Data records

-- BEGIN --

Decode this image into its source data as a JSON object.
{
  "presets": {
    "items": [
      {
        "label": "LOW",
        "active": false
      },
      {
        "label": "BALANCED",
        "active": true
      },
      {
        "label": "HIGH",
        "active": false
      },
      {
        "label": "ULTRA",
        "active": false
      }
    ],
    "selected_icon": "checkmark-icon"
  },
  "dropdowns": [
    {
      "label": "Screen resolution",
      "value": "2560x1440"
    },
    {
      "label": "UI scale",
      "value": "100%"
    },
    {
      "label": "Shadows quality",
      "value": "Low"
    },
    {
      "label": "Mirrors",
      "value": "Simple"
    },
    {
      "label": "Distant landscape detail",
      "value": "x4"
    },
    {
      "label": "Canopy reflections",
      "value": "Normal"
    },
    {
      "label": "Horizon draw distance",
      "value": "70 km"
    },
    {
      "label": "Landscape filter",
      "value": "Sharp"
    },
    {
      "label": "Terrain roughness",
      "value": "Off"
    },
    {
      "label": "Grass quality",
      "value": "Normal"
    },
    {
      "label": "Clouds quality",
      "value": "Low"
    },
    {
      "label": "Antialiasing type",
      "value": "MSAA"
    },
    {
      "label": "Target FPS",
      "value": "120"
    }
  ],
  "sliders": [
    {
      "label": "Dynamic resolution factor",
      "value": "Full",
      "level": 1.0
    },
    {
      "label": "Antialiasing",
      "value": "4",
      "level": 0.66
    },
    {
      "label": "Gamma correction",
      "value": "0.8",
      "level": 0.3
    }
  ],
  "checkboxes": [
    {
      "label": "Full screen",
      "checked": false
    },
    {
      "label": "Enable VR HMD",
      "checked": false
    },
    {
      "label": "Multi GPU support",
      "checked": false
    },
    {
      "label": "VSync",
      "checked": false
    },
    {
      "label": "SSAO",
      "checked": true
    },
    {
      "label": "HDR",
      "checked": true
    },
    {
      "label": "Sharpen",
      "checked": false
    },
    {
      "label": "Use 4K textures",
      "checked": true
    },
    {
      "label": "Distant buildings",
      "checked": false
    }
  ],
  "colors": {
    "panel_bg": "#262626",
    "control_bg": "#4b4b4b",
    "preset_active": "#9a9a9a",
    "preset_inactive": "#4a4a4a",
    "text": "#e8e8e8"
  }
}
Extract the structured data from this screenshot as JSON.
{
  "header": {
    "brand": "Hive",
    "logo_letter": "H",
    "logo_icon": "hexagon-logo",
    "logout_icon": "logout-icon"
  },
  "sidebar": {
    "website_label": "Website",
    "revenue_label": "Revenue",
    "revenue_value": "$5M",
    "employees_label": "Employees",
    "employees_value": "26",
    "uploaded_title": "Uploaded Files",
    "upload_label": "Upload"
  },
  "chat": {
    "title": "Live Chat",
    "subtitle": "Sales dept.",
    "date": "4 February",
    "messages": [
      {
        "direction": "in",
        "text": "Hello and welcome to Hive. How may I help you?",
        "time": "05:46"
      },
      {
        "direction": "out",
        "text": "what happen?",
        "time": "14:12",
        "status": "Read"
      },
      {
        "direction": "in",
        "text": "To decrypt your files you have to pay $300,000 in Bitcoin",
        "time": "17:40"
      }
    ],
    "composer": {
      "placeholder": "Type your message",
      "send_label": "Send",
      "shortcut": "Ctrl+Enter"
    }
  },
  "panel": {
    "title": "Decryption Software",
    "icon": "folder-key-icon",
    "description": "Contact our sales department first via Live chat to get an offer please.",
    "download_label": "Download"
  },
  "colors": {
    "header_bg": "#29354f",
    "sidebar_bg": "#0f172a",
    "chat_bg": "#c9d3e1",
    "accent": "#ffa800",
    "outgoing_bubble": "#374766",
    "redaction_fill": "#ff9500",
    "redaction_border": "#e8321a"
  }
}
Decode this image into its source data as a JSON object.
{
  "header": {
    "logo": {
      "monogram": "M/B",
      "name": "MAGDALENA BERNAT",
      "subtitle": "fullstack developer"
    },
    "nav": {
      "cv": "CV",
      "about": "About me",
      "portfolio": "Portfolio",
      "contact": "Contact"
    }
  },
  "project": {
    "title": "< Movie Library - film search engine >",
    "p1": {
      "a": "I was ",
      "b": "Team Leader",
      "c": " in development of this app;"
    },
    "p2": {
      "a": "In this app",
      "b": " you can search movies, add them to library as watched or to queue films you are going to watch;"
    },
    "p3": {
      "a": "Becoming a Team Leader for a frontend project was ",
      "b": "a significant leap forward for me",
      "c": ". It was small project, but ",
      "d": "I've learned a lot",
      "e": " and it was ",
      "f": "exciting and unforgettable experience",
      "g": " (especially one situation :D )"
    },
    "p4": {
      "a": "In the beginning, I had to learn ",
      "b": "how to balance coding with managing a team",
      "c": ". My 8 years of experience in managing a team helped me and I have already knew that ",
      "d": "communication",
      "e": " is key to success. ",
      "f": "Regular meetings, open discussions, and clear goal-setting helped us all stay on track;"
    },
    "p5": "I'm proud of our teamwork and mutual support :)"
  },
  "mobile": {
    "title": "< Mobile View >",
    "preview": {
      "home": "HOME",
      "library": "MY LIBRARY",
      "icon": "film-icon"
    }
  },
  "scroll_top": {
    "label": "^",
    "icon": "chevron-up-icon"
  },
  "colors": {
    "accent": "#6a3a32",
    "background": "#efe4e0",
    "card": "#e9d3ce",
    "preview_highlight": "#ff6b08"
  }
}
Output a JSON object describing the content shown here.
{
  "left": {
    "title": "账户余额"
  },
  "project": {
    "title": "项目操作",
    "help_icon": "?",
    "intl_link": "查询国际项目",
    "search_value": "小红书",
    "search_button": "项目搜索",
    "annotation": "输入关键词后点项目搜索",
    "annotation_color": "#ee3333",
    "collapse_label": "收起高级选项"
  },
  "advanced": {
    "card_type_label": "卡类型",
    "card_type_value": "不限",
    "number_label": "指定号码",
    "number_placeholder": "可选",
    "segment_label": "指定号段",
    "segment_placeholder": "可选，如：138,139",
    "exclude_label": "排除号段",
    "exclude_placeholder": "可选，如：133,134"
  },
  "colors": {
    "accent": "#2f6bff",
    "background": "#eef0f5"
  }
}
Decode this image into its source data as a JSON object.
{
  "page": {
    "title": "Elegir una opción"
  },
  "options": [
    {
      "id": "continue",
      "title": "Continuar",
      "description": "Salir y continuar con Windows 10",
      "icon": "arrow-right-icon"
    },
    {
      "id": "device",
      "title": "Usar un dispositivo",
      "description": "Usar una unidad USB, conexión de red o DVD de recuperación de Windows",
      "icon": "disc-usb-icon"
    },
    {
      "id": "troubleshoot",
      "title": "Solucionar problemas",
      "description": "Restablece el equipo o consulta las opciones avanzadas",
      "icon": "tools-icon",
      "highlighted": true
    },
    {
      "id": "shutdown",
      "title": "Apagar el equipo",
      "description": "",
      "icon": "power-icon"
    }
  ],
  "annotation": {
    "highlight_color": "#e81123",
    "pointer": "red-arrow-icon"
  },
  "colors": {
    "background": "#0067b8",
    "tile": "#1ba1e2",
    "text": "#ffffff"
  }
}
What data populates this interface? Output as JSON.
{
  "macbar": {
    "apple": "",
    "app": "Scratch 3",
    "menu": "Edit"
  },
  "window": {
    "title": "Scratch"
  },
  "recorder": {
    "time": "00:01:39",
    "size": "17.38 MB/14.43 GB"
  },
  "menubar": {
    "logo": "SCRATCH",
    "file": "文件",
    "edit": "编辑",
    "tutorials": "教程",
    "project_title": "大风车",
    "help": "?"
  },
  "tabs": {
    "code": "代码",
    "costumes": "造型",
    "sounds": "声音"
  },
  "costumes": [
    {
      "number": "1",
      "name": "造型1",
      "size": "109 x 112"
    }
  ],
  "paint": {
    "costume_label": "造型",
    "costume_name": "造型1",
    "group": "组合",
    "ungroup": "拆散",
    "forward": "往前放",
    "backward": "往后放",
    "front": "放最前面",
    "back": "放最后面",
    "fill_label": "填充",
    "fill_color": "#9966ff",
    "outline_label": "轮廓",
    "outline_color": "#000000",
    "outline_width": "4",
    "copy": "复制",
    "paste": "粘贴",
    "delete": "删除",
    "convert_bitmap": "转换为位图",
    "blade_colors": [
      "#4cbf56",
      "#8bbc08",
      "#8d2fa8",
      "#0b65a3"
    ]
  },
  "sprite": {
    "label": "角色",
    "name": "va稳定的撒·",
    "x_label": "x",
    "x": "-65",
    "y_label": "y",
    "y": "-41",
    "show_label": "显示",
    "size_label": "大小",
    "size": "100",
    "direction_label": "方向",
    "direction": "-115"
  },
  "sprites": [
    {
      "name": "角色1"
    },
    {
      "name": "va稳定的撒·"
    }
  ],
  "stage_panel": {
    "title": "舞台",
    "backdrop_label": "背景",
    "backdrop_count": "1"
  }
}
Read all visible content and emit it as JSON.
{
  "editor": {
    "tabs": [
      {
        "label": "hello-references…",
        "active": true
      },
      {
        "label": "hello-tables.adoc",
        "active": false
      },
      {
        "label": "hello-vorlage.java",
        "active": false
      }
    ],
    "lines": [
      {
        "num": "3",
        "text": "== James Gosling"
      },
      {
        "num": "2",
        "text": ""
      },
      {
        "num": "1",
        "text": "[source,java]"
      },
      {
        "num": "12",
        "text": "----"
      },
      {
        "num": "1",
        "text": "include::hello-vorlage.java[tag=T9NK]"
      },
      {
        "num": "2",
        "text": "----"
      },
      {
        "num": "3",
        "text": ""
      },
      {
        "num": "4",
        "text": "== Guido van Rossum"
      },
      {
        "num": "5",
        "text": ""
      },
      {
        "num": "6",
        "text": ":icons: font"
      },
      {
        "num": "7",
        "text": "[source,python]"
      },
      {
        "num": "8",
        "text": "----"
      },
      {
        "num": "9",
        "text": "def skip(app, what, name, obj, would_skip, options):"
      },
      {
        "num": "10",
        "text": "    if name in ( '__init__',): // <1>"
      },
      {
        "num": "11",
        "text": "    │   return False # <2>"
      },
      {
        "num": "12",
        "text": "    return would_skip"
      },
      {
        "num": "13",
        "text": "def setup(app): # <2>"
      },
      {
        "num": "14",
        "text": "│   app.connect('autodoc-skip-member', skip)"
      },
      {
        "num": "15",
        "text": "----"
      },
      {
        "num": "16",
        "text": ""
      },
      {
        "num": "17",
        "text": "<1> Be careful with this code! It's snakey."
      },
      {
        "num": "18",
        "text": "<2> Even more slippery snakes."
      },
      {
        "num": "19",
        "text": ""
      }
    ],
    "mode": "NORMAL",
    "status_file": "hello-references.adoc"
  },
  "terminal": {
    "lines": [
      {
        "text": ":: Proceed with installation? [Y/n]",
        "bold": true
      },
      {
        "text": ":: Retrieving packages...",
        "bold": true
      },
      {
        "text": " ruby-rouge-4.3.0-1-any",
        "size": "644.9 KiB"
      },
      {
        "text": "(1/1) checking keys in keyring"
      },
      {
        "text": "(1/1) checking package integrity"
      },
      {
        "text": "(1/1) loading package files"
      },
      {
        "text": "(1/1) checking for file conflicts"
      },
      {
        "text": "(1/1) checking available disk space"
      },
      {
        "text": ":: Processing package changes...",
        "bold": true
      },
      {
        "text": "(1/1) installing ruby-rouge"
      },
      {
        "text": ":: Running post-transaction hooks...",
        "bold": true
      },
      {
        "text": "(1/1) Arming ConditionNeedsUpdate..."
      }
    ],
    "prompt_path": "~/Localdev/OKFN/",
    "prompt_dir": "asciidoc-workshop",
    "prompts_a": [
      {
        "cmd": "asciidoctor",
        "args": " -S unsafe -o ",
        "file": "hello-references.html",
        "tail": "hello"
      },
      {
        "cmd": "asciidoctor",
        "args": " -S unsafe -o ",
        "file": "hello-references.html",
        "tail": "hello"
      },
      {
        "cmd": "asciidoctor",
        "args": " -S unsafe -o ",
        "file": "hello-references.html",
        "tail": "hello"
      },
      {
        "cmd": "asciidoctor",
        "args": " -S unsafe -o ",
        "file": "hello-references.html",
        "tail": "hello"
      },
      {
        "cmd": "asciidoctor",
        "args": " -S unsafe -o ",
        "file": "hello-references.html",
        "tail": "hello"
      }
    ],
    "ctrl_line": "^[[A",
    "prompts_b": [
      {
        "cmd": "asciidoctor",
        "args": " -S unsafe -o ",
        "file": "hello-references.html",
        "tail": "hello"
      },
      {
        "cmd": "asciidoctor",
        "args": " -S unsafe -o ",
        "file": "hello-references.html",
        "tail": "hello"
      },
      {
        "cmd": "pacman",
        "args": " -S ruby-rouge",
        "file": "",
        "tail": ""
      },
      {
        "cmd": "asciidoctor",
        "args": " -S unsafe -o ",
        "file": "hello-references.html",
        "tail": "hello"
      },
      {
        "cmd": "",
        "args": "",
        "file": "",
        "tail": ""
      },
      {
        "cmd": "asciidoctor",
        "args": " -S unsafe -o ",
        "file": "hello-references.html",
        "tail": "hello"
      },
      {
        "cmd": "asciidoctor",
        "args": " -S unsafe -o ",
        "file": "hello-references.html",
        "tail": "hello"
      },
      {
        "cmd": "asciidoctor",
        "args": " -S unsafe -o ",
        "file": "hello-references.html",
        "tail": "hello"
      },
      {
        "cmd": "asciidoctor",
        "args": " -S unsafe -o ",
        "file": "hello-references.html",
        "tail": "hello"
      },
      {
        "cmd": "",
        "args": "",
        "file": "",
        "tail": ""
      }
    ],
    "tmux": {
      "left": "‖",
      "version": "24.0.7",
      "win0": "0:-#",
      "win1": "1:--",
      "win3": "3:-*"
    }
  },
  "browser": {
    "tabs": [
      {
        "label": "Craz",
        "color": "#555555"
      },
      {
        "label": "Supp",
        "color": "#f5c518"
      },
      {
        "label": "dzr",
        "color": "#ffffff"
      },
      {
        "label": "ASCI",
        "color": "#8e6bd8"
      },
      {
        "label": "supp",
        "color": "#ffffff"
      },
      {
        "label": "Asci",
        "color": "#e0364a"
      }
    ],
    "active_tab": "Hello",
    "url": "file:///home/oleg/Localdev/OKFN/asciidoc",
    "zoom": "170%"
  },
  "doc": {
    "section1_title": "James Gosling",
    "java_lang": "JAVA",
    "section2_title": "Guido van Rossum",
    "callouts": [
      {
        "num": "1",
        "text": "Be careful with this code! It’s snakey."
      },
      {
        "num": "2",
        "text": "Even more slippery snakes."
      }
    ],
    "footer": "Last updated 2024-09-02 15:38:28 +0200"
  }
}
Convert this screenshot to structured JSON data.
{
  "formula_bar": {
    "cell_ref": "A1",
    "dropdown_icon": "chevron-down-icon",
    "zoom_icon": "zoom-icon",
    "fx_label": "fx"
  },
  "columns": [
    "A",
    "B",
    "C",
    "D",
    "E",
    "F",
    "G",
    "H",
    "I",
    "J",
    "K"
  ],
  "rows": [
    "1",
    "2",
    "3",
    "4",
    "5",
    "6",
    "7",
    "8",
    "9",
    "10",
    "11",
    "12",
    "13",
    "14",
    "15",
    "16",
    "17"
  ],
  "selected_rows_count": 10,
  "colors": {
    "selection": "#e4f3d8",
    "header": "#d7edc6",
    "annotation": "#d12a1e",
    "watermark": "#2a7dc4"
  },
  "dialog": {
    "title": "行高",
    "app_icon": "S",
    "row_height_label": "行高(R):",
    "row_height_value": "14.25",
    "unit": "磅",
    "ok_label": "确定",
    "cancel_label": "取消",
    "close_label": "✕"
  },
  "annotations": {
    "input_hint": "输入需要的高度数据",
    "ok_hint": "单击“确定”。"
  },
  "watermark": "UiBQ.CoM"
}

-- END --

EXERCISE INSTRUCTIONS →
Take every line that includes the string "Contact" and copy it.

EXERCISE ANSWER →
    "description": "Contact our sales department first via Live chat to get an offer please.",
      "contact": "Contact"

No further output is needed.